= Do this =
In the material below, list every line carrying the string "Regular".

-- BEGIN Dataset entries --

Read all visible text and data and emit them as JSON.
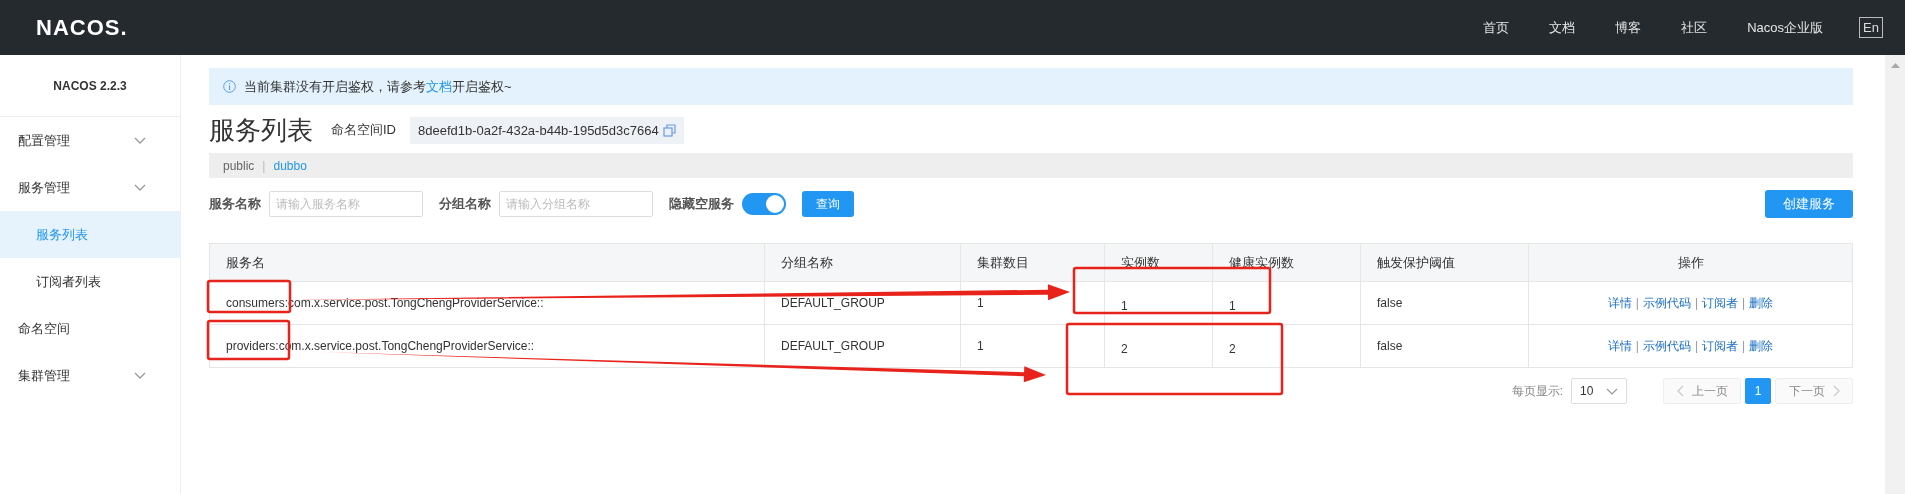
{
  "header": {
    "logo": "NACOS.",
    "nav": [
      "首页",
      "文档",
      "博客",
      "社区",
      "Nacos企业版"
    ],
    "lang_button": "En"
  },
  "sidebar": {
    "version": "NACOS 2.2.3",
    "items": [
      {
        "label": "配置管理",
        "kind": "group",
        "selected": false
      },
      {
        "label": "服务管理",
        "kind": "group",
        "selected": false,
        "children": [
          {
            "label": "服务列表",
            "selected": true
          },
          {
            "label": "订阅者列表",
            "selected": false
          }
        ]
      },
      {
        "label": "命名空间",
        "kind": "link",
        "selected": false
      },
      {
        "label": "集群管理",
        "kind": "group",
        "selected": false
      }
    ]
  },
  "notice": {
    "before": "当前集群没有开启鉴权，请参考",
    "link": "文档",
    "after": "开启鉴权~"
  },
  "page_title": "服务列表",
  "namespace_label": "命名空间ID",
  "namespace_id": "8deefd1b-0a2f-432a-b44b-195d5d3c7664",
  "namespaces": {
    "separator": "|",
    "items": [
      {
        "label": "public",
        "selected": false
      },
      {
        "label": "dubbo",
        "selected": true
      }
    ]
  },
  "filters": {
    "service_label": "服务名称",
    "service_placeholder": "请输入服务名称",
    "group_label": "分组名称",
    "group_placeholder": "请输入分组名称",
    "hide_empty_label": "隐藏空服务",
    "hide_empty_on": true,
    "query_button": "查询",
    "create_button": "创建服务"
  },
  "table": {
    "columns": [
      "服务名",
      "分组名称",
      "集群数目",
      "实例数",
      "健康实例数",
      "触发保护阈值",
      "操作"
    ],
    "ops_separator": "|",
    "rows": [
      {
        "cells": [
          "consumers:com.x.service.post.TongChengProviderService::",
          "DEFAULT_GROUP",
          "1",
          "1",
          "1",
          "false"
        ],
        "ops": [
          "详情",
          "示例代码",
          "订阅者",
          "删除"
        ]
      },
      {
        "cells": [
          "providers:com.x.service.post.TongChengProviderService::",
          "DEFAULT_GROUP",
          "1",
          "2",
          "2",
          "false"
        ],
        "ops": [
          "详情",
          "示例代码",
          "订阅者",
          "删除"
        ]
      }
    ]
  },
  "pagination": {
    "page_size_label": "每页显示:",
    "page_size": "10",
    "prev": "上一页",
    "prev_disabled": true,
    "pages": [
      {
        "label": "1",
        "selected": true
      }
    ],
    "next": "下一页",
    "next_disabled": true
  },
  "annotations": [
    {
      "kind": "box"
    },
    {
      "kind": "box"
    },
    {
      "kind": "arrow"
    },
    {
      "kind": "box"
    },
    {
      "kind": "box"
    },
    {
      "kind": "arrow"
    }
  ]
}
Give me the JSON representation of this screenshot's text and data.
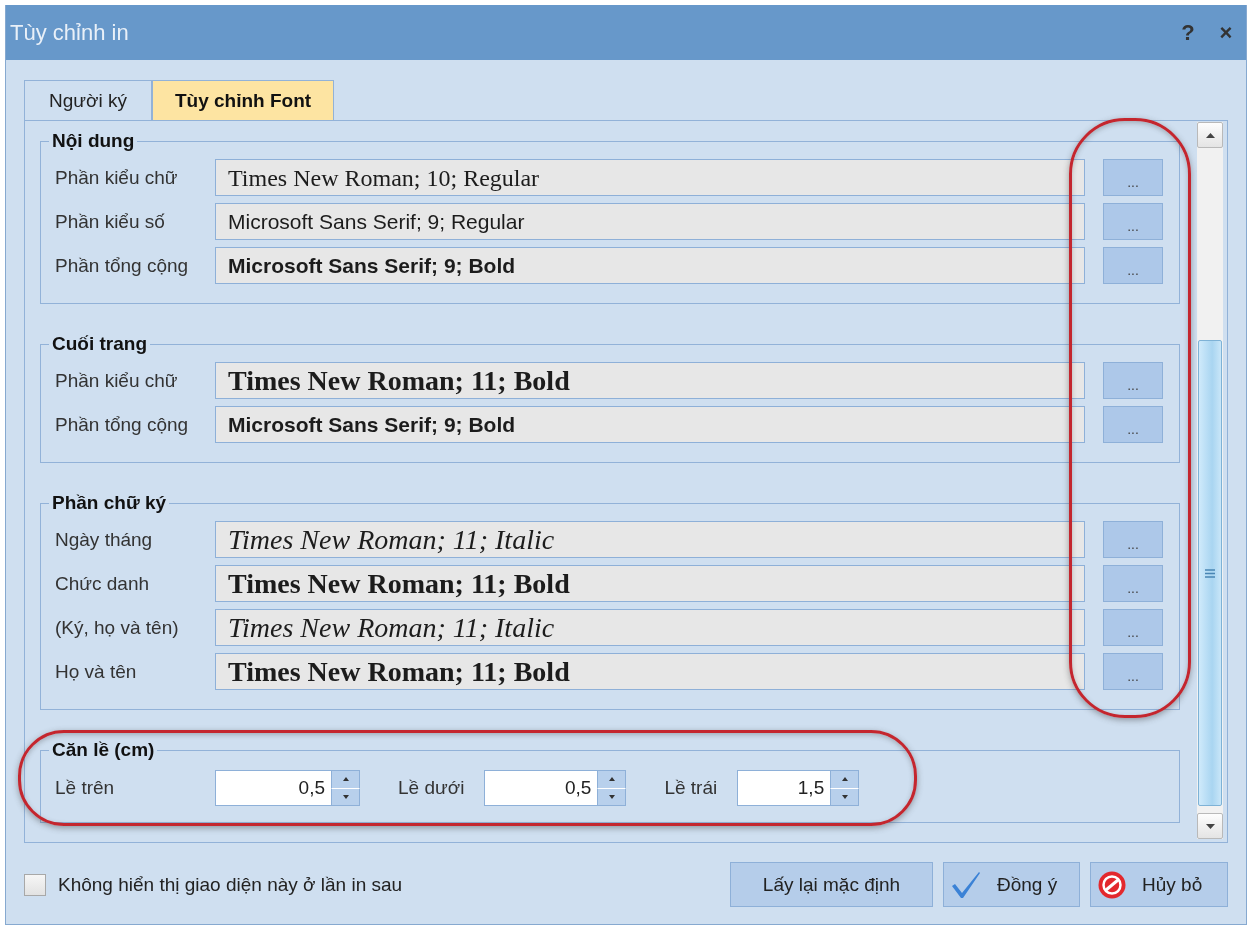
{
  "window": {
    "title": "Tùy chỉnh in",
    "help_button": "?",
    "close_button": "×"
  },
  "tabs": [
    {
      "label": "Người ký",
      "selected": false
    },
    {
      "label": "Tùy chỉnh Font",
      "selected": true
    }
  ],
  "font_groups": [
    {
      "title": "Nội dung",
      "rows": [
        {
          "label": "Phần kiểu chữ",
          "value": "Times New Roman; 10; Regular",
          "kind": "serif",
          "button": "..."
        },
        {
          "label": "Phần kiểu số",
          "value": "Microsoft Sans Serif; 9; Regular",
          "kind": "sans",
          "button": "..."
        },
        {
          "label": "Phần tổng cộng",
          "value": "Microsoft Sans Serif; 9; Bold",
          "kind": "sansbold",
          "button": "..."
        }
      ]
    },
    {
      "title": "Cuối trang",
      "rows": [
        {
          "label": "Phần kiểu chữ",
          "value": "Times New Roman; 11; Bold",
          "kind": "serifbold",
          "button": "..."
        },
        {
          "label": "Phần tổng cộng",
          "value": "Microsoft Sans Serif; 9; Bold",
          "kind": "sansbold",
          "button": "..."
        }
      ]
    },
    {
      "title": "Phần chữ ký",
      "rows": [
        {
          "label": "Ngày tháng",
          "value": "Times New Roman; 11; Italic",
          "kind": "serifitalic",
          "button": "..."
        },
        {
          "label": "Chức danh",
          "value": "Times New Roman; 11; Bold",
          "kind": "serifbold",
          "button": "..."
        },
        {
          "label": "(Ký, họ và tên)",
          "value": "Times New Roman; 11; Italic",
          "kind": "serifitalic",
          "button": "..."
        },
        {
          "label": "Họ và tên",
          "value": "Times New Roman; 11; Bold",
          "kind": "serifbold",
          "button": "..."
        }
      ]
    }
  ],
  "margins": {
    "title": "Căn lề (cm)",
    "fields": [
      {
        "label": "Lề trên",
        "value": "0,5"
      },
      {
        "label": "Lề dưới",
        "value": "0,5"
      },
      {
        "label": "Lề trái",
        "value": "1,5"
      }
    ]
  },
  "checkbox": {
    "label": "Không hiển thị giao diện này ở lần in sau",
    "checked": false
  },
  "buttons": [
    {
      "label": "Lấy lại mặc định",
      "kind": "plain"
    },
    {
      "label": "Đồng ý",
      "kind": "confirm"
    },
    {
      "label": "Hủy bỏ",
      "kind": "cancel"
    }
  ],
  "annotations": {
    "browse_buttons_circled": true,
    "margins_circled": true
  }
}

-- END Dataset entries --
-- BEGIN Dataset entries --

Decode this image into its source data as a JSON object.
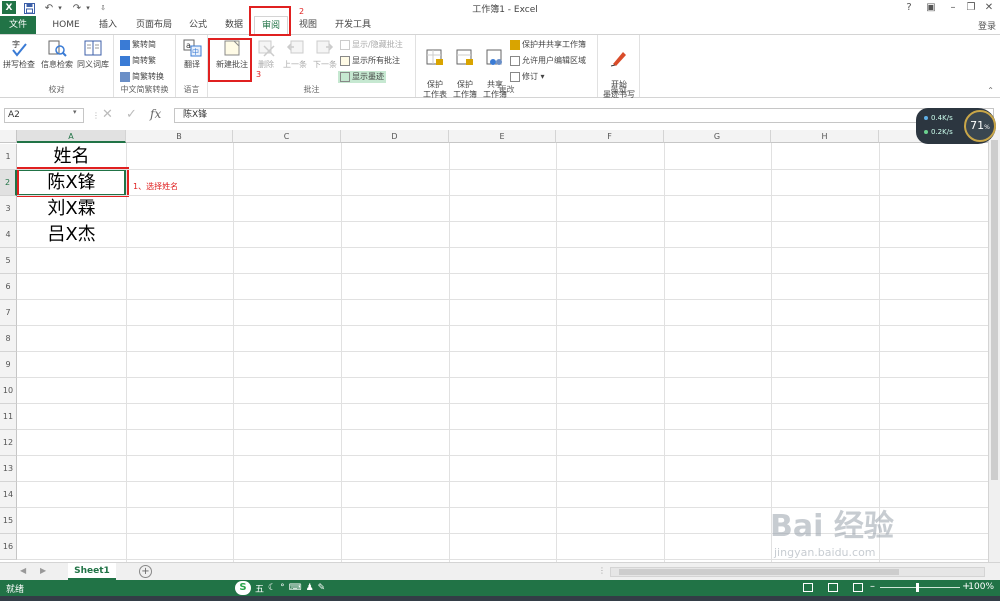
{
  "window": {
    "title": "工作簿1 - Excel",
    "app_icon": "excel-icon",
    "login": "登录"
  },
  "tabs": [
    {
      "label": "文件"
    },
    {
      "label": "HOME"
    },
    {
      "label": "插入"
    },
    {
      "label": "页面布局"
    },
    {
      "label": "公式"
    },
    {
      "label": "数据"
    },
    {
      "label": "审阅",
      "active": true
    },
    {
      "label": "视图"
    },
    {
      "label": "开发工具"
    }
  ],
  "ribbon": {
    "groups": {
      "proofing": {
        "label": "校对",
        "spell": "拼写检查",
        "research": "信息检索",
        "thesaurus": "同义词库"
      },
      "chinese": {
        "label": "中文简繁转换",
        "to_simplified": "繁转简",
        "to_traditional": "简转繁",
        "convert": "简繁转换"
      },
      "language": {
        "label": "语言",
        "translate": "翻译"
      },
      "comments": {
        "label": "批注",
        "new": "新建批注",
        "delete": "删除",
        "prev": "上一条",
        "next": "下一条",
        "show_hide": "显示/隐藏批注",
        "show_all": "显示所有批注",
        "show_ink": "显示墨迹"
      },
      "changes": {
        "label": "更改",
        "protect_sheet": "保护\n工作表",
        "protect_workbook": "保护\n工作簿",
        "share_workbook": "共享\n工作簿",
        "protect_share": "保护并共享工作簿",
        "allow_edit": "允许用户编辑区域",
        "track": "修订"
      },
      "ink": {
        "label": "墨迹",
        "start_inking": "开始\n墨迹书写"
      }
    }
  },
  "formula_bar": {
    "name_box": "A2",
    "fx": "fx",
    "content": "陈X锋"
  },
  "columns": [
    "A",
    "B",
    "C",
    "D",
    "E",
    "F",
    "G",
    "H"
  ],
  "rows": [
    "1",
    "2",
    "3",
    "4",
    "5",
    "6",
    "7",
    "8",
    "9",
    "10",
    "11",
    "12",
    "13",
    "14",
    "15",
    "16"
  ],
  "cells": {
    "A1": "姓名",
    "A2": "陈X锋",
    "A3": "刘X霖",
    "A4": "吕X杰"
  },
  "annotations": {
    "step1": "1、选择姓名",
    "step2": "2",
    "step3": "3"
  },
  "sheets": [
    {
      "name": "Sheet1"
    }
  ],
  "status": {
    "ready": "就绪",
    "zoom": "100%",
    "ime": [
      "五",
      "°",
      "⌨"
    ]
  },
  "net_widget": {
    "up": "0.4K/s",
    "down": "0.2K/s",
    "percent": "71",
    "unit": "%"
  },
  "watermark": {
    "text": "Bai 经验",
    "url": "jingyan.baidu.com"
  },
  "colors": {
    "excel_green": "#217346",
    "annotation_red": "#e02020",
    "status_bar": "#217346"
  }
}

-- END Dataset entries --

= Task result =
          "value": "Times New Roman; 10; Regular",
          "value": "Microsoft Sans Serif; 9; Regular",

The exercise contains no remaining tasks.